─── Given records ───
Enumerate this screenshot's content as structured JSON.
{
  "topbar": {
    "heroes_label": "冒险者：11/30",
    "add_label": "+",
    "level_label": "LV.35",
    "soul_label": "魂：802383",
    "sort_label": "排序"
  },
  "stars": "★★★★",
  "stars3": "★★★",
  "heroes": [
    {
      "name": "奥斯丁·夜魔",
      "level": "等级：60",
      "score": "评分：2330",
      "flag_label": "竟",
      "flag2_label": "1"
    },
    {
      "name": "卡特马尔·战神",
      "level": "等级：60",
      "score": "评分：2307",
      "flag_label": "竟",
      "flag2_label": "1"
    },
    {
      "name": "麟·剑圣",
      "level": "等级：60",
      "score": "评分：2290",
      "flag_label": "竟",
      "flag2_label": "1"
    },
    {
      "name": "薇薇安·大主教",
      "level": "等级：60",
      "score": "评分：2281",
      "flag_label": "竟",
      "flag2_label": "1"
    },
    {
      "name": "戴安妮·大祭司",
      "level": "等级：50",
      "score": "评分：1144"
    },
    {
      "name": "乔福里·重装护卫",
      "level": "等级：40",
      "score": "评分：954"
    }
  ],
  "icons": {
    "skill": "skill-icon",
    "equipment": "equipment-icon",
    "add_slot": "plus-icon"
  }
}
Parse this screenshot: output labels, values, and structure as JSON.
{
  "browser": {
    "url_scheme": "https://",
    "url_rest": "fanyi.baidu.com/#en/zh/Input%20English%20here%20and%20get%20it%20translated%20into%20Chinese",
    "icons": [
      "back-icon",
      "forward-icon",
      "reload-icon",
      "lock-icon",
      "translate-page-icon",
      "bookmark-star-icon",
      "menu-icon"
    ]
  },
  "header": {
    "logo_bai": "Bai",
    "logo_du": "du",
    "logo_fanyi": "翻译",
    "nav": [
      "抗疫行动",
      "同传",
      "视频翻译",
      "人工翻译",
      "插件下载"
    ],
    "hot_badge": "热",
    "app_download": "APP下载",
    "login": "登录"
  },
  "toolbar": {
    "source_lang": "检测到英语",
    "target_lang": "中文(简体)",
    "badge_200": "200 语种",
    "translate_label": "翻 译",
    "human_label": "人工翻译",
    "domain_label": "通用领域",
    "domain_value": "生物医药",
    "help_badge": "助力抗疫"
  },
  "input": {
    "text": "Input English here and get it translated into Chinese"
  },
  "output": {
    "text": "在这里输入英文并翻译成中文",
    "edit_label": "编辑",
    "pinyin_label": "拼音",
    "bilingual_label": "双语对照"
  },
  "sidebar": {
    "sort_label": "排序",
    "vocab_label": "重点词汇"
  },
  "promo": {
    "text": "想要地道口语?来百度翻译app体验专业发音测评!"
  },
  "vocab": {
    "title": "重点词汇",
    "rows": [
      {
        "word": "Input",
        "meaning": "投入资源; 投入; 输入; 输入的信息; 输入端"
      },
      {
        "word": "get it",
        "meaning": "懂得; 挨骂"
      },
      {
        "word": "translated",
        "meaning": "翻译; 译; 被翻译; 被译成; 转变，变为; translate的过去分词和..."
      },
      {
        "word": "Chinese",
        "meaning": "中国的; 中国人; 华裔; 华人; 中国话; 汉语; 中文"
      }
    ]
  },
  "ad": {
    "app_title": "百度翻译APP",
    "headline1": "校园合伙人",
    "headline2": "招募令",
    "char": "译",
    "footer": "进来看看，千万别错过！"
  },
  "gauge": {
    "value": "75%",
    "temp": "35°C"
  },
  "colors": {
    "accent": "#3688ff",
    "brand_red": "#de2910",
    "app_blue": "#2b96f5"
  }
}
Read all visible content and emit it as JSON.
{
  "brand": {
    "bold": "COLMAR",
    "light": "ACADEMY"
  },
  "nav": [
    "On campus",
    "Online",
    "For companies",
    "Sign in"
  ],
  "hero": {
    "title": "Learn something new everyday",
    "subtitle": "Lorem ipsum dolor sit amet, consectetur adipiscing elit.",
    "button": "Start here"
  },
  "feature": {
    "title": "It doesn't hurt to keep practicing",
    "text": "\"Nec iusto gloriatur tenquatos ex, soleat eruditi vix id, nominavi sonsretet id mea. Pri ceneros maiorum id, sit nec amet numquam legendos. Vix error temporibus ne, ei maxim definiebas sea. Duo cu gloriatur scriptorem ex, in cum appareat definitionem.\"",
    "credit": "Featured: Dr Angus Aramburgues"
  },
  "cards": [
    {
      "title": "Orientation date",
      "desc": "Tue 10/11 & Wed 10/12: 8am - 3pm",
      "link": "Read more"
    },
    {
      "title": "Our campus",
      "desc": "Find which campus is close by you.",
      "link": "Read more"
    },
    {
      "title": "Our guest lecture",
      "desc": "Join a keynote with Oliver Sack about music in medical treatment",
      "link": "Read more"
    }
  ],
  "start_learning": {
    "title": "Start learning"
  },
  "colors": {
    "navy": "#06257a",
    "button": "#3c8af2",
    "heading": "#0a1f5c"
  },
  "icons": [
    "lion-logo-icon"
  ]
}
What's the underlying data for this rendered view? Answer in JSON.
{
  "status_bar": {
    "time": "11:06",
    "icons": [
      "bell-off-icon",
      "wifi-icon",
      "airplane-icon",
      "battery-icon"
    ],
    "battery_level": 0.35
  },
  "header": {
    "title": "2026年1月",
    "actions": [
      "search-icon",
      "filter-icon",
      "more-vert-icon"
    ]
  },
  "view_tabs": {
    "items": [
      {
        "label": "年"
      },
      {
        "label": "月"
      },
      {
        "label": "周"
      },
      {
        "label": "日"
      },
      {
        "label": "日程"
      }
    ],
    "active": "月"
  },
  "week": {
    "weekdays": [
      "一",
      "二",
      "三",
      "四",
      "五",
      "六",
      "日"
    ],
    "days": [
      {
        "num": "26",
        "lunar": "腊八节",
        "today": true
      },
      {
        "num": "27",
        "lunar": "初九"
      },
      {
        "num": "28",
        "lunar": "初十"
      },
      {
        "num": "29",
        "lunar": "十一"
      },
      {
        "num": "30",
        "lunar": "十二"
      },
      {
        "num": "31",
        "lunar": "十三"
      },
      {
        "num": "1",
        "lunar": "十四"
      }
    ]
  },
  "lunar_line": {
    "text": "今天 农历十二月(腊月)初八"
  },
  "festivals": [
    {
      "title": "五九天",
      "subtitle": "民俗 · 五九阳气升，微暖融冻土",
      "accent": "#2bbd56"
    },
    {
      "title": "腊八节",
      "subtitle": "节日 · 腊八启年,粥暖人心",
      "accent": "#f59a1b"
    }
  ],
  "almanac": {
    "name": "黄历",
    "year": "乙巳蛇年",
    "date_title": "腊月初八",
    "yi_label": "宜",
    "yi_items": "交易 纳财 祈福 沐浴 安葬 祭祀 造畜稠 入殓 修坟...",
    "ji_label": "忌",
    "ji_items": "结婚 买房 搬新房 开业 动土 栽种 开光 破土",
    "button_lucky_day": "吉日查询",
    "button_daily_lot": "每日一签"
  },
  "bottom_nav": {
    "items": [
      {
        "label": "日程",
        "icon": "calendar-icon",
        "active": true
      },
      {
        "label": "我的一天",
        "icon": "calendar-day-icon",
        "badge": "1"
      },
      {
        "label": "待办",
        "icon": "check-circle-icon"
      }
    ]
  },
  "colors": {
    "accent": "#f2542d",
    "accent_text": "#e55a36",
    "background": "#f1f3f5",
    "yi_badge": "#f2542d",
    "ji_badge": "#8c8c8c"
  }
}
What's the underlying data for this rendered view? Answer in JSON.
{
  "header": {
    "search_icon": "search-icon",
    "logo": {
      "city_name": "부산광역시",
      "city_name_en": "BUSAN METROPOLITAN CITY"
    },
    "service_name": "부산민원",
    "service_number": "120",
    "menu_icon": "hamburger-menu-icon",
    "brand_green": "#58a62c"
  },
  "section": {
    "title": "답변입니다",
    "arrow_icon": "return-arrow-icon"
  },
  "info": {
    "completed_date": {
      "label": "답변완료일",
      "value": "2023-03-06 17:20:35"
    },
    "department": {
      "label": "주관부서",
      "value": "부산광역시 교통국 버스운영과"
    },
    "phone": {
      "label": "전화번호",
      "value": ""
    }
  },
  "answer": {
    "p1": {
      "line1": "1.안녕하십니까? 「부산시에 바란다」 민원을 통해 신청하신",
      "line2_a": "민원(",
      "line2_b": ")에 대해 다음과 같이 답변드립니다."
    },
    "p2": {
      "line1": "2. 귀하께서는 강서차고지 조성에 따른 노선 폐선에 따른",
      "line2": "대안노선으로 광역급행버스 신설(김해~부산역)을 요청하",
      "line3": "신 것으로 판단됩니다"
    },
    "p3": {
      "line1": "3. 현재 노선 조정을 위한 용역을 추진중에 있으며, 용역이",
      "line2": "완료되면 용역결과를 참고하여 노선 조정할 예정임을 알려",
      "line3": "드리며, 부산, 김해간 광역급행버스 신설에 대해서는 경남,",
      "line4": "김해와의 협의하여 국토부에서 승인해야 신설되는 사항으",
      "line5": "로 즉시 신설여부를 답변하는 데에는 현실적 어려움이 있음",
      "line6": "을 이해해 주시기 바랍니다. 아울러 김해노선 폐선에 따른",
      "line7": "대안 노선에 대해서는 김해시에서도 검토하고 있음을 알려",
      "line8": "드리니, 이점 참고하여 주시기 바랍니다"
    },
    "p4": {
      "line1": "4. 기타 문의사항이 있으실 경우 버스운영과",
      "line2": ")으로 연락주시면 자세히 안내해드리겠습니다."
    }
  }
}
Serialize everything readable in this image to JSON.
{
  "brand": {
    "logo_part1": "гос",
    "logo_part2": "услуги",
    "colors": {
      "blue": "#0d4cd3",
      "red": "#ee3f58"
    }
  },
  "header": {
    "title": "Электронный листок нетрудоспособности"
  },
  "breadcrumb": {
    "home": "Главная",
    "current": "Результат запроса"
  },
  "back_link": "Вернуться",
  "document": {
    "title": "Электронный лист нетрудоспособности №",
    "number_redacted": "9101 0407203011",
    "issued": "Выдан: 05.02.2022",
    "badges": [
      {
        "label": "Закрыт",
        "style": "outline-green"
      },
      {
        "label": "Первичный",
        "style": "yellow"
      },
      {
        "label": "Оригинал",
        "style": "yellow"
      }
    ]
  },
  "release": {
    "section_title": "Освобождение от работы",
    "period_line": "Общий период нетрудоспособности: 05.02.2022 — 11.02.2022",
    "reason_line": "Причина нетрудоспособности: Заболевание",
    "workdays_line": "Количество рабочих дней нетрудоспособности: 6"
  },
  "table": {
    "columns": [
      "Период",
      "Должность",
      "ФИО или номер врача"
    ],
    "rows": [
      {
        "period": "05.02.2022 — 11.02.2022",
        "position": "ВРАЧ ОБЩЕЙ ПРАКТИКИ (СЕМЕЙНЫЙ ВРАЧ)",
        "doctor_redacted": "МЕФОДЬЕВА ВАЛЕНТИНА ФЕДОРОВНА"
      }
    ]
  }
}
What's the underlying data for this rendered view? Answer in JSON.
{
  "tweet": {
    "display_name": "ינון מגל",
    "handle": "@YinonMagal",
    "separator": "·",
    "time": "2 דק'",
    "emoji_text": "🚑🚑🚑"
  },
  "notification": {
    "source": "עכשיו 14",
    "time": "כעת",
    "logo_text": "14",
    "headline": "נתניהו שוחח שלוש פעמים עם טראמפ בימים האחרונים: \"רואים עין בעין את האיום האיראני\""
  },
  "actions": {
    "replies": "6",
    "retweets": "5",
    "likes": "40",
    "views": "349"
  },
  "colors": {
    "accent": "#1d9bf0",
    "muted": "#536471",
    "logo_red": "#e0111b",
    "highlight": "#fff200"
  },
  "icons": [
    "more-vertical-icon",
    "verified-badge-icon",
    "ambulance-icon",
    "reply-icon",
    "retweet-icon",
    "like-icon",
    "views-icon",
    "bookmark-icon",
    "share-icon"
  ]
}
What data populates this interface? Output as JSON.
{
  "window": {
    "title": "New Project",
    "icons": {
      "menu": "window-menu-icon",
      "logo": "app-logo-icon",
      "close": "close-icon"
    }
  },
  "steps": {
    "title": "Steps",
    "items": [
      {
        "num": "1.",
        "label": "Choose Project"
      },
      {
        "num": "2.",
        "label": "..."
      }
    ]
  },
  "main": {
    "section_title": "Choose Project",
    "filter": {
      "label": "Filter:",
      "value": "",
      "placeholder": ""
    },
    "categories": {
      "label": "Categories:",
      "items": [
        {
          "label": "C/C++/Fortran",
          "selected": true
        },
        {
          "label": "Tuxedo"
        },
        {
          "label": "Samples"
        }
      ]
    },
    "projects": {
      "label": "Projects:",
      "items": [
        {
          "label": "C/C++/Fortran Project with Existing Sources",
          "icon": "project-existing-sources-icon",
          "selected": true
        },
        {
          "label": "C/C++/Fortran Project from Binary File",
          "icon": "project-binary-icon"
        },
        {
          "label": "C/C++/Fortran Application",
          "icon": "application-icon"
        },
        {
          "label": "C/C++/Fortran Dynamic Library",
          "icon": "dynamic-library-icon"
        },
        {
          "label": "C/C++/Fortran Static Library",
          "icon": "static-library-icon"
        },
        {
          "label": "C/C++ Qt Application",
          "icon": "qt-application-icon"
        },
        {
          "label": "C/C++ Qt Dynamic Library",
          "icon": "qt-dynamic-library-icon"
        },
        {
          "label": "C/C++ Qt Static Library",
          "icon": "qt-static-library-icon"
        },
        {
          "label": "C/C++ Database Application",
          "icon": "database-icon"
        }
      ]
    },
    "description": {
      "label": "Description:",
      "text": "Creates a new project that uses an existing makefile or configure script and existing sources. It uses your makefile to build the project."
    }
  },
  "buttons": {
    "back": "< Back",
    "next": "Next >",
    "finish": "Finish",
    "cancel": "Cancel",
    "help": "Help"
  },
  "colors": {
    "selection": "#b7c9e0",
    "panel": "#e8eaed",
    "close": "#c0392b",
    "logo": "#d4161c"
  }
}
───
## Description of the task
Tally every line of the data that holds the word "true" and write the count alone.

## Worked solution
4